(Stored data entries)
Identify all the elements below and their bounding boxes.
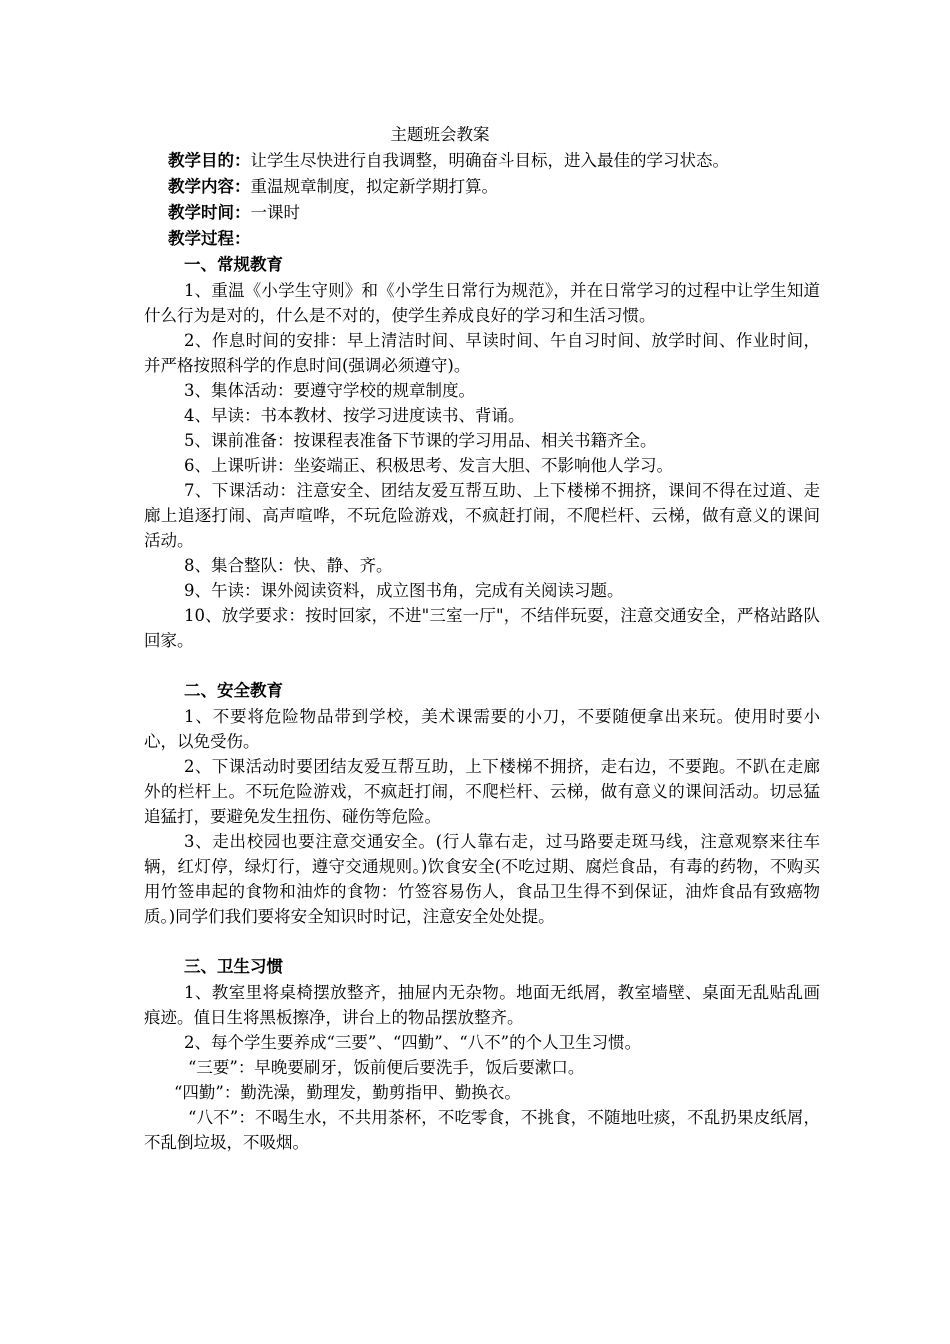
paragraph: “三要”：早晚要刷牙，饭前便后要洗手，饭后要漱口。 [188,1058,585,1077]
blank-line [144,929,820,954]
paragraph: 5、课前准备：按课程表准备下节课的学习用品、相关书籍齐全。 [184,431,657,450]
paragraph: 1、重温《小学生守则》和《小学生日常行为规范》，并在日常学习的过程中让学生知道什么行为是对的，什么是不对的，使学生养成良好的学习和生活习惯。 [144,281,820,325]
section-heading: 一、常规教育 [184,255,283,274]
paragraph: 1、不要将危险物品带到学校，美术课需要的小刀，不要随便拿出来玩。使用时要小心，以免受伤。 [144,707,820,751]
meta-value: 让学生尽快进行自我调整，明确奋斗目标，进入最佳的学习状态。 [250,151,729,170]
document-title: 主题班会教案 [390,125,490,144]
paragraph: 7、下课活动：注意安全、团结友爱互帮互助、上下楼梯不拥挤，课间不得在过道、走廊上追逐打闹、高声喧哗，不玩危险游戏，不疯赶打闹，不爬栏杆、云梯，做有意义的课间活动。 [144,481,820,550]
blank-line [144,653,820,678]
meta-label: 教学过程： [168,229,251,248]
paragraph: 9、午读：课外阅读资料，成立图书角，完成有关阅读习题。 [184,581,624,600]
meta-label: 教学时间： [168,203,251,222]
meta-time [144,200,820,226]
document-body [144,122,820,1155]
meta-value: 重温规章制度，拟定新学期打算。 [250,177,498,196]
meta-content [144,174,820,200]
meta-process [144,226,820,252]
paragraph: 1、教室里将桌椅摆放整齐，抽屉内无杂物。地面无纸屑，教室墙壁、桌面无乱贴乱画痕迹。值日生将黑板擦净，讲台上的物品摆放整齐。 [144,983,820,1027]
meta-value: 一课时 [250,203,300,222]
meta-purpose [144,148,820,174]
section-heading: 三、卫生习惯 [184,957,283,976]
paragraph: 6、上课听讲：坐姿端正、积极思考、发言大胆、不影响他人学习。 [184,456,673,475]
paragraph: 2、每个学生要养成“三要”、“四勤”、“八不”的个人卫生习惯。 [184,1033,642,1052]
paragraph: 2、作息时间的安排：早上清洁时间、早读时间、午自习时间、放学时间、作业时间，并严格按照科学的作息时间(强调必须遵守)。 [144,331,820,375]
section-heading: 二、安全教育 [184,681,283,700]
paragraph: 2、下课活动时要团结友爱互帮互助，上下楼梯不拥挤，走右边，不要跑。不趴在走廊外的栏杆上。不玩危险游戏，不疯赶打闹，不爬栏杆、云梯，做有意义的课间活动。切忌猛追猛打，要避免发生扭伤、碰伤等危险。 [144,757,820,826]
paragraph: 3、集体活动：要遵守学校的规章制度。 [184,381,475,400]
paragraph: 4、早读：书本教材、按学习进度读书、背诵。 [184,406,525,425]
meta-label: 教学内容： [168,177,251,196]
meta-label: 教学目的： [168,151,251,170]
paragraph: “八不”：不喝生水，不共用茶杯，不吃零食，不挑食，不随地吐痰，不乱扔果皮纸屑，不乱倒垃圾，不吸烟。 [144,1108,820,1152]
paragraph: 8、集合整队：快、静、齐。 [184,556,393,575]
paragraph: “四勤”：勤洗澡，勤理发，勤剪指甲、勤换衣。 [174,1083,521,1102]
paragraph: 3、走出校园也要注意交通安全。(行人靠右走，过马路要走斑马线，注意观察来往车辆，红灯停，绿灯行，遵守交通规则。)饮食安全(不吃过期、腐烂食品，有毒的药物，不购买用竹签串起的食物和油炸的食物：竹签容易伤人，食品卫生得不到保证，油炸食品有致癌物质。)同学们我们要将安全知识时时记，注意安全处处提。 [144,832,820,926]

- TASK PROMPT -
Edit all the items above so that each "paragraph" becomes "text-block" and nothing else changes. Leave the pictures out of your answer.

- RESPONSE TO THE EXERCISE -
Identify all the elements below and their bounding boxes.
text-block: “三要”：早晚要刷牙，饭前便后要洗手，饭后要漱口。 [188,1058,585,1077]
blank-line [144,929,820,954]
text-block: 5、课前准备：按课程表准备下节课的学习用品、相关书籍齐全。 [184,431,657,450]
text-block: 1、重温《小学生守则》和《小学生日常行为规范》，并在日常学习的过程中让学生知道什么行为是对的，什么是不对的，使学生养成良好的学习和生活习惯。 [144,281,820,325]
section-heading: 一、常规教育 [184,255,283,274]
text-block: 1、不要将危险物品带到学校，美术课需要的小刀，不要随便拿出来玩。使用时要小心，以免受伤。 [144,707,820,751]
meta-value: 让学生尽快进行自我调整，明确奋斗目标，进入最佳的学习状态。 [250,151,729,170]
document-title: 主题班会教案 [390,125,490,144]
text-block: 7、下课活动：注意安全、团结友爱互帮互助、上下楼梯不拥挤，课间不得在过道、走廊上追逐打闹、高声喧哗，不玩危险游戏，不疯赶打闹，不爬栏杆、云梯，做有意义的课间活动。 [144,481,820,550]
blank-line [144,653,820,678]
meta-label: 教学过程： [168,229,251,248]
text-block: 9、午读：课外阅读资料，成立图书角，完成有关阅读习题。 [184,581,624,600]
meta-label: 教学时间： [168,203,251,222]
meta-time [144,200,820,226]
document-body [144,122,820,1155]
meta-value: 重温规章制度，拟定新学期打算。 [250,177,498,196]
meta-content [144,174,820,200]
meta-process [144,226,820,252]
text-block: 1、教室里将桌椅摆放整齐，抽屉内无杂物。地面无纸屑，教室墙壁、桌面无乱贴乱画痕迹。值日生将黑板擦净，讲台上的物品摆放整齐。 [144,983,820,1027]
meta-value: 一课时 [250,203,300,222]
meta-purpose [144,148,820,174]
section-heading: 三、卫生习惯 [184,957,283,976]
text-block: 6、上课听讲：坐姿端正、积极思考、发言大胆、不影响他人学习。 [184,456,673,475]
text-block: 2、每个学生要养成“三要”、“四勤”、“八不”的个人卫生习惯。 [184,1033,642,1052]
text-block: 2、作息时间的安排：早上清洁时间、早读时间、午自习时间、放学时间、作业时间，并严格按照科学的作息时间(强调必须遵守)。 [144,331,820,375]
section-heading: 二、安全教育 [184,681,283,700]
text-block: 2、下课活动时要团结友爱互帮互助，上下楼梯不拥挤，走右边，不要跑。不趴在走廊外的栏杆上。不玩危险游戏，不疯赶打闹，不爬栏杆、云梯，做有意义的课间活动。切忌猛追猛打，要避免发生扭伤、碰伤等危险。 [144,757,820,826]
text-block: 3、集体活动：要遵守学校的规章制度。 [184,381,475,400]
text-block: 4、早读：书本教材、按学习进度读书、背诵。 [184,406,525,425]
meta-label: 教学内容： [168,177,251,196]
meta-label: 教学目的： [168,151,251,170]
text-block: “八不”：不喝生水，不共用茶杯，不吃零食，不挑食，不随地吐痰，不乱扔果皮纸屑，不乱倒垃圾，不吸烟。 [144,1108,820,1152]
text-block: 8、集合整队：快、静、齐。 [184,556,393,575]
text-block: “四勤”：勤洗澡，勤理发，勤剪指甲、勤换衣。 [174,1083,521,1102]
text-block: 3、走出校园也要注意交通安全。(行人靠右走，过马路要走斑马线，注意观察来往车辆，红灯停，绿灯行，遵守交通规则。)饮食安全(不吃过期、腐烂食品，有毒的药物，不购买用竹签串起的食物和油炸的食物：竹签容易伤人，食品卫生得不到保证，油炸食品有致癌物质。)同学们我们要将安全知识时时记，注意安全处处提。 [144,832,820,926]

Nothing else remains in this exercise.